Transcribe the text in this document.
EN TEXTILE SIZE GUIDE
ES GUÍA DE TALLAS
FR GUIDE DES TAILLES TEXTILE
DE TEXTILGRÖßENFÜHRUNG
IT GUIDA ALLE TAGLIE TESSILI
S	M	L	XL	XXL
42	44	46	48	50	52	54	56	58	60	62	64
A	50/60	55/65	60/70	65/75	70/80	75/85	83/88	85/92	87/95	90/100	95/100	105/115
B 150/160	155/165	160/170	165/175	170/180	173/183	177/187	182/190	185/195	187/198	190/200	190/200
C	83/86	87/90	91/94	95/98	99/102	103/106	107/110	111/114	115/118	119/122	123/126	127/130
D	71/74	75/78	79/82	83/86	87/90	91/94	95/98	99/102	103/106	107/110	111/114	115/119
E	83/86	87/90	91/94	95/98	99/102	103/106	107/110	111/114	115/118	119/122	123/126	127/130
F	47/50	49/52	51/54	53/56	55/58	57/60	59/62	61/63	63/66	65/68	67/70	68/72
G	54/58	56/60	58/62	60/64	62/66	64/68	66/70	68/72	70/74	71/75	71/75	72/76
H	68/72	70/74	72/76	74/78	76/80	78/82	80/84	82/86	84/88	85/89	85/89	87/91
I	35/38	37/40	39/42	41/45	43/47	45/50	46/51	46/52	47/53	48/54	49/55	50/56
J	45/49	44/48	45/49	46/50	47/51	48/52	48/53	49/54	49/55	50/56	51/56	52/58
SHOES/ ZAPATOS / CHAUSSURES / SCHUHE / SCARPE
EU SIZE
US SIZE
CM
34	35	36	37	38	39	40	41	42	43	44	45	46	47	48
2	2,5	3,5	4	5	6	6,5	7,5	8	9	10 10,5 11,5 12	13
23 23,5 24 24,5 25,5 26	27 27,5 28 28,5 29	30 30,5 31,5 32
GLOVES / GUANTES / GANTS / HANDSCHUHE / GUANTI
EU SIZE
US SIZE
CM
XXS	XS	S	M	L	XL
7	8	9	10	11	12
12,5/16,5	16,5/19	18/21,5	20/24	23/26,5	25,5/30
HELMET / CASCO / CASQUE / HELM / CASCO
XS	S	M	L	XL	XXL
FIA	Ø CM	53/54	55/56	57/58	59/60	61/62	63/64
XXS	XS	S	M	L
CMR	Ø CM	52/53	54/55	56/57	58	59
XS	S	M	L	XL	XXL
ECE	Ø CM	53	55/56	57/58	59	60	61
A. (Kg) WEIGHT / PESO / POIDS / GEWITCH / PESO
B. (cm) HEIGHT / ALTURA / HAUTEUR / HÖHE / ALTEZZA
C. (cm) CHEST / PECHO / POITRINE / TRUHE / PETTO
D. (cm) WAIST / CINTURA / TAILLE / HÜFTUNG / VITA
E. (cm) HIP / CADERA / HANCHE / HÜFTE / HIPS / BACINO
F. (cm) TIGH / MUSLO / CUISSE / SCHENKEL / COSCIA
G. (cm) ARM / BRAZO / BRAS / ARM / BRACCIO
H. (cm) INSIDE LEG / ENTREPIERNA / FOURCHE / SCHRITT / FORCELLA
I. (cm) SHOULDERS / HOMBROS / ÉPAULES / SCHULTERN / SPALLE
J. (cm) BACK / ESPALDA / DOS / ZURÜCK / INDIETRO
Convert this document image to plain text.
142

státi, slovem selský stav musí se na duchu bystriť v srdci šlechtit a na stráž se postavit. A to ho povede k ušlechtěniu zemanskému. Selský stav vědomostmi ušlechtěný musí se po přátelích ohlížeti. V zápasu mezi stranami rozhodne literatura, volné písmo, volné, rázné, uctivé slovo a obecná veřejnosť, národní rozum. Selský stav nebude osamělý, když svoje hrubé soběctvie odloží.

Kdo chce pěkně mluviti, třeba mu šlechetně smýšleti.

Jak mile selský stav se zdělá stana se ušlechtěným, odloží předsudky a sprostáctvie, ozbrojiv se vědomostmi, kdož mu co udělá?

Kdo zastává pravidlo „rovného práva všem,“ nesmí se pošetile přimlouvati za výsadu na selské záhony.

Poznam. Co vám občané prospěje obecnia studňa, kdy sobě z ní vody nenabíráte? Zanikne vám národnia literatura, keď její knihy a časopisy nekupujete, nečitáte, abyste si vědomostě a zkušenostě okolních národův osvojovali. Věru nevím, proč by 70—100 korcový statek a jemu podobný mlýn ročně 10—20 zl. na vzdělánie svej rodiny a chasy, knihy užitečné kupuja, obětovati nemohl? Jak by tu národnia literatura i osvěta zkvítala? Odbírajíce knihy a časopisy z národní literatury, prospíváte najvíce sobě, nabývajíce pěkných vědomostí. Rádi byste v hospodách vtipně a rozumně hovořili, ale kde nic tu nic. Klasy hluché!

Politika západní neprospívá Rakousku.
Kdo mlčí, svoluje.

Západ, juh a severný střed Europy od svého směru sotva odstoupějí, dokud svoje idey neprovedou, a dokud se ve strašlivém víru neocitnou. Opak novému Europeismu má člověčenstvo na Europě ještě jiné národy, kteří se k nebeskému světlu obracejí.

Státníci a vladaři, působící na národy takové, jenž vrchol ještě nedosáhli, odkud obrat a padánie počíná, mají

Stated problem
Copy out all of the lines above exactly.

Correct result
Transcribe the text in this document.
EN TEXTILE SIZE GUIDE
ES GUÍA DE TALLAS
FR GUIDE DES TAILLES TEXTILE
DE TEXTILGRÖßENFÜHRUNG
IT GUIDA ALLE TAGLIE TESSILI
S	M	L	XL	XXL
42	44	46	48	50	52	54	56	58	60	62	64
A	50/60	55/65	60/70	65/75	70/80	75/85	83/88	85/92	87/95	90/100	95/100	105/115
B 150/160	155/165	160/170	165/175	170/180	173/183	177/187	182/190	185/195	187/198	190/200	190/200
C	83/86	87/90	91/94	95/98	99/102	103/106	107/110	111/114	115/118	119/122	123/126	127/130
D	71/74	75/78	79/82	83/86	87/90	91/94	95/98	99/102	103/106	107/110	111/114	115/119
E	83/86	87/90	91/94	95/98	99/102	103/106	107/110	111/114	115/118	119/122	123/126	127/130
F	47/50	49/52	51/54	53/56	55/58	57/60	59/62	61/63	63/66	65/68	67/70	68/72
G	54/58	56/60	58/62	60/64	62/66	64/68	66/70	68/72	70/74	71/75	71/75	72/76
H	68/72	70/74	72/76	74/78	76/80	78/82	80/84	82/86	84/88	85/89	85/89	87/91
I	35/38	37/40	39/42	41/45	43/47	45/50	46/51	46/52	47/53	48/54	49/55	50/56
J	45/49	44/48	45/49	46/50	47/51	48/52	48/53	49/54	49/55	50/56	51/56	52/58
SHOES/ ZAPATOS / CHAUSSURES / SCHUHE / SCARPE
EU SIZE
US SIZE
CM
34	35	36	37	38	39	40	41	42	43	44	45	46	47	48
2	2,5	3,5	4	5	6	6,5	7,5	8	9	10 10,5 11,5 12	13
23 23,5 24 24,5 25,5 26	27 27,5 28 28,5 29	30 30,5 31,5 32
GLOVES / GUANTES / GANTS / HANDSCHUHE / GUANTI
EU SIZE
US SIZE
CM
XXS	XS	S	M	L	XL
7	8	9	10	11	12
12,5/16,5	16,5/19	18/21,5	20/24	23/26,5	25,5/30
HELMET / CASCO / CASQUE / HELM / CASCO
XS	S	M	L	XL	XXL
FIA	Ø CM	53/54	55/56	57/58	59/60	61/62	63/64
XXS	XS	S	M	L
CMR	Ø CM	52/53	54/55	56/57	58	59
XS	S	M	L	XL	XXL
ECE	Ø CM	53	55/56	57/58	59	60	61
A. (Kg) WEIGHT / PESO / POIDS / GEWITCH / PESO
B. (cm) HEIGHT / ALTURA / HAUTEUR / HÖHE / ALTEZZA
C. (cm) CHEST / PECHO / POITRINE / TRUHE / PETTO
D. (cm) WAIST / CINTURA / TAILLE / HÜFTUNG / VITA
E. (cm) HIP / CADERA / HANCHE / HÜFTE / HIPS / BACINO
F. (cm) TIGH / MUSLO / CUISSE / SCHENKEL / COSCIA
G. (cm) ARM / BRAZO / BRAS / ARM / BRACCIO
H. (cm) INSIDE LEG / ENTREPIERNA / FOURCHE / SCHRITT / FORCELLA
I. (cm) SHOULDERS / HOMBROS / ÉPAULES / SCHULTERN / SPALLE
J. (cm) BACK / ESPALDA / DOS / ZURÜCK / INDIETRO
Convert this document image to plain text.
142

státi, slovem selský stav musí se na duchu bystriť v srdci šlechtit a na stráž se postavit. A to ho povede k ušlechtěniu zemanskému. Selský stav vědomostmi ušlechtěný musí se po přátelích ohlížeti. V zápasu mezi stranami rozhodne literatura, volné písmo, volné, rázné, uctivé slovo a obecná veřejnosť, národní rozum. Selský stav nebude osamělý, když svoje hrubé soběctvie odloží.

Kdo chce pěkně mluviti, třeba mu šlechetně smýšleti.

Jak mile selský stav se zdělá stana se ušlechtěným, odloží předsudky a sprostáctvie, ozbrojiv se vědomostmi, kdož mu co udělá?

Kdo zastává pravidlo „rovného práva všem,“ nesmí se pošetile přimlouvati za výsadu na selské záhony.

Poznam. Co vám občané prospěje obecnia studňa, kdy sobě z ní vody nenabíráte? Zanikne vám národnia literatura, keď její knihy a časopisy nekupujete, nečitáte, abyste si vědomostě a zkušenostě okolních národův osvojovali. Věru nevím, proč by 70—100 korcový statek a jemu podobný mlýn ročně 10—20 zl. na vzdělánie svej rodiny a chasy, knihy užitečné kupuja, obětovati nemohl? Jak by tu národnia literatura i osvěta zkvítala? Odbírajíce knihy a časopisy z národní literatury, prospíváte najvíce sobě, nabývajíce pěkných vědomostí. Rádi byste v hospodách vtipně a rozumně hovořili, ale kde nic tu nic. Klasy hluché!

Politika západní neprospívá Rakousku.
Kdo mlčí, svoluje.

Západ, juh a severný střed Europy od svého směru sotva odstoupějí, dokud svoje idey neprovedou, a dokud se ve strašlivém víru neocitnou. Opak novému Europeismu má člověčenstvo na Europě ještě jiné národy, kteří se k nebeskému světlu obracejí.

Státníci a vladaři, působící na národy takové, jenž vrchol ještě nedosáhli, odkud obrat a padánie počíná, mají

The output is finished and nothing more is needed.